◆ **RECORD LIST**:
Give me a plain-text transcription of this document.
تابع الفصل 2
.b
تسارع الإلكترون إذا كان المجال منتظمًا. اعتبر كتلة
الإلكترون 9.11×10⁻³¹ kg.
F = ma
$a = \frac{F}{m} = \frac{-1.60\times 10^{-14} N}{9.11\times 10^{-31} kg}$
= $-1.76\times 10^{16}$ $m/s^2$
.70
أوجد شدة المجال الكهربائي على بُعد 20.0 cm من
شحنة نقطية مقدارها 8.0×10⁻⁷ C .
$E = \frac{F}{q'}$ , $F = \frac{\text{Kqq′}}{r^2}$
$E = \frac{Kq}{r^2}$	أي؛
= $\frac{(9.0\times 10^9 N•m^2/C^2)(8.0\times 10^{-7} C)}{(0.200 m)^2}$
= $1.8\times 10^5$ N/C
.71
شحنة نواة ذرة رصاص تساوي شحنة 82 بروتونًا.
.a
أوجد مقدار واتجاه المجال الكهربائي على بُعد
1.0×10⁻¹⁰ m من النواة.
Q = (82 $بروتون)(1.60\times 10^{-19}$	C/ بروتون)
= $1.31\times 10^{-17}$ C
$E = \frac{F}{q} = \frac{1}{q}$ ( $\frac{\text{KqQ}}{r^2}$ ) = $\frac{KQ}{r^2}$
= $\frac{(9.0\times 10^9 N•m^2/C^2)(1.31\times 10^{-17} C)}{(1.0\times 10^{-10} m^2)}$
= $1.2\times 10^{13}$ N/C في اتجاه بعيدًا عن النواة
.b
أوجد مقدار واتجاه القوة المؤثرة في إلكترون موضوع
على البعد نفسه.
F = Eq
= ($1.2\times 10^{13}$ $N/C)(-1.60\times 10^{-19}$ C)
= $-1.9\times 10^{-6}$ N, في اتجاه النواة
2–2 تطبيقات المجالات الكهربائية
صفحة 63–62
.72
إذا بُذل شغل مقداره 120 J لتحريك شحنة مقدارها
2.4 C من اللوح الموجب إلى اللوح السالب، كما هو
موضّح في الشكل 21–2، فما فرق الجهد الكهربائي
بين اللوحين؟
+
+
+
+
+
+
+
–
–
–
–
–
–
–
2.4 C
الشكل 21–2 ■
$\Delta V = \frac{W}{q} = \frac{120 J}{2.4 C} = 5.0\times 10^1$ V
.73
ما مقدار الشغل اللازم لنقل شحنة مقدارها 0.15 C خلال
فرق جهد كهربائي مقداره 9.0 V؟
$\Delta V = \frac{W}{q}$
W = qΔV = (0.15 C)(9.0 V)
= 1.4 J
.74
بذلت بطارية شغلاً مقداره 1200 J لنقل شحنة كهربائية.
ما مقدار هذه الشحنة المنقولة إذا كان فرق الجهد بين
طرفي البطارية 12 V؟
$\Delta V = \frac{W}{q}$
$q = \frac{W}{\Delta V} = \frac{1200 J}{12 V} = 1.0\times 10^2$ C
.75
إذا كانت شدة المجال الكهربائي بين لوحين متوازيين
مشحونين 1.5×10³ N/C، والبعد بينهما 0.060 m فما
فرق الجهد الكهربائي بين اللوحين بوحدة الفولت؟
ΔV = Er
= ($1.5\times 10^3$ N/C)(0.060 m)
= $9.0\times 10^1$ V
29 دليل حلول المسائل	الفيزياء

◆ **TASK**: Extract, from the listing above, every line where the string "بروتون" occurs.

◆ **WRITTEN ANSWER**:
شحنة نواة ذرة رصاص تساوي شحنة 82 بروتونًا.
Q = (82 $بروتون)(1.60\times 10^{-19}$	C/ بروتون)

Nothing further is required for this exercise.